─── Dataset content ───

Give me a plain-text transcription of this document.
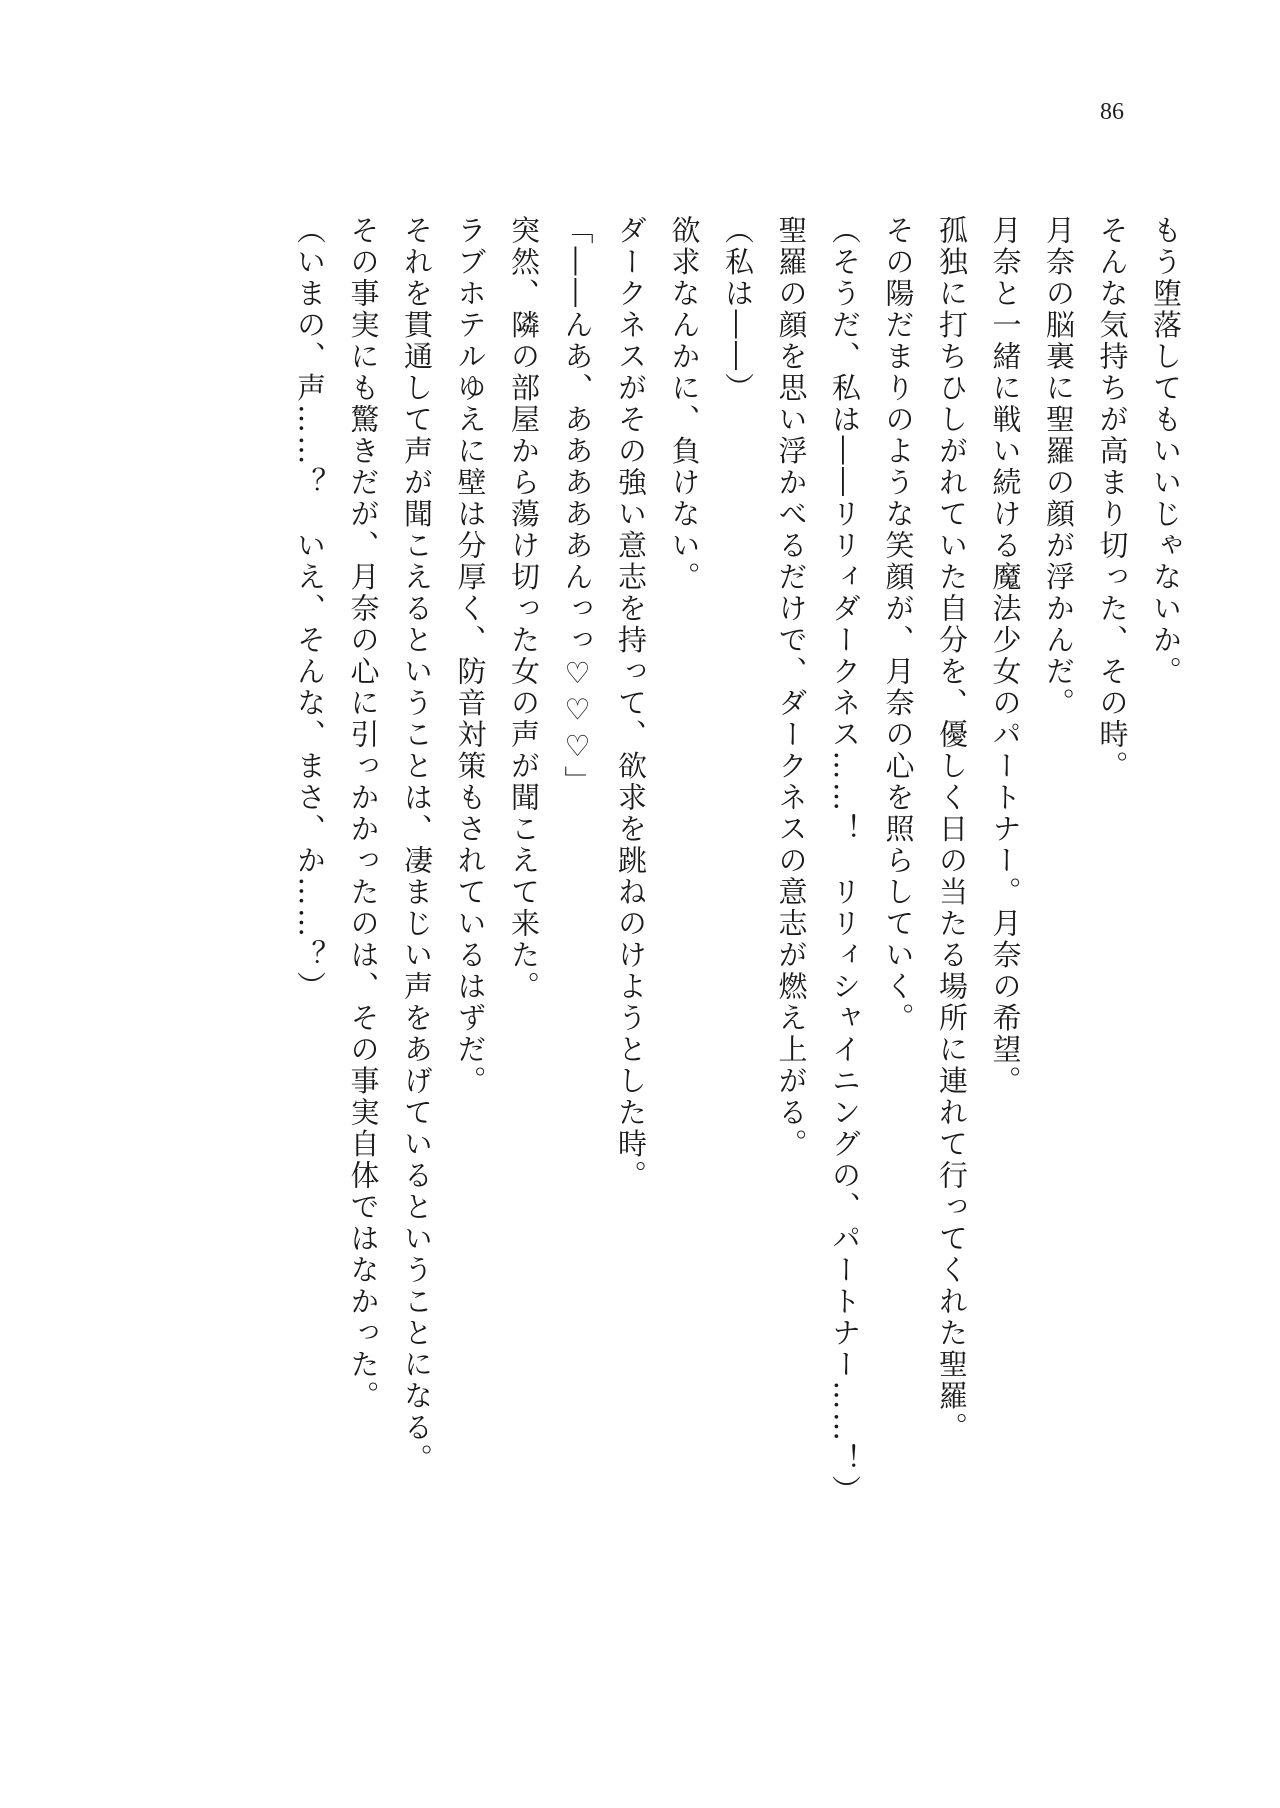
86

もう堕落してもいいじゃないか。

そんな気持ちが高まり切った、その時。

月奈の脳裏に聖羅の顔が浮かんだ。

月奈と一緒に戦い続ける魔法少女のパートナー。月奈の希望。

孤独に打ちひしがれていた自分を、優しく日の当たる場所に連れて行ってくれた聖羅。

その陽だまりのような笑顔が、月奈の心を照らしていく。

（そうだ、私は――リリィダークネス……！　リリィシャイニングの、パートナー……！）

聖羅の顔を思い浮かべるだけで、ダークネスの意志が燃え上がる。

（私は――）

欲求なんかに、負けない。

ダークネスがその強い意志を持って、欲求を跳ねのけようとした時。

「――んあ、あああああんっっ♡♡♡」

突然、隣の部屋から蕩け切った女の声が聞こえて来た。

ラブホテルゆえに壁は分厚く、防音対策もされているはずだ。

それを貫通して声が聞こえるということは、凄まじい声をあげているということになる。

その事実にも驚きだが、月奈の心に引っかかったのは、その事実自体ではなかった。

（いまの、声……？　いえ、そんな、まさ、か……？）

───

## Written problem:
Retype all entries exactly as they appear, dropping the images.

## Written solution:
Give me a plain-text transcription of this document.
86

もう堕落してもいいじゃないか。

そんな気持ちが高まり切った、その時。

月奈の脳裏に聖羅の顔が浮かんだ。

月奈と一緒に戦い続ける魔法少女のパートナー。月奈の希望。

孤独に打ちひしがれていた自分を、優しく日の当たる場所に連れて行ってくれた聖羅。

その陽だまりのような笑顔が、月奈の心を照らしていく。

（そうだ、私は――リリィダークネス……！　リリィシャイニングの、パートナー……！）

聖羅の顔を思い浮かべるだけで、ダークネスの意志が燃え上がる。

（私は――）

欲求なんかに、負けない。

ダークネスがその強い意志を持って、欲求を跳ねのけようとした時。

「――んあ、あああああんっっ♡♡♡」

突然、隣の部屋から蕩け切った女の声が聞こえて来た。

ラブホテルゆえに壁は分厚く、防音対策もされているはずだ。

それを貫通して声が聞こえるということは、凄まじい声をあげているということになる。

その事実にも驚きだが、月奈の心に引っかかったのは、その事実自体ではなかった。

（いまの、声……？　いえ、そんな、まさ、か……？）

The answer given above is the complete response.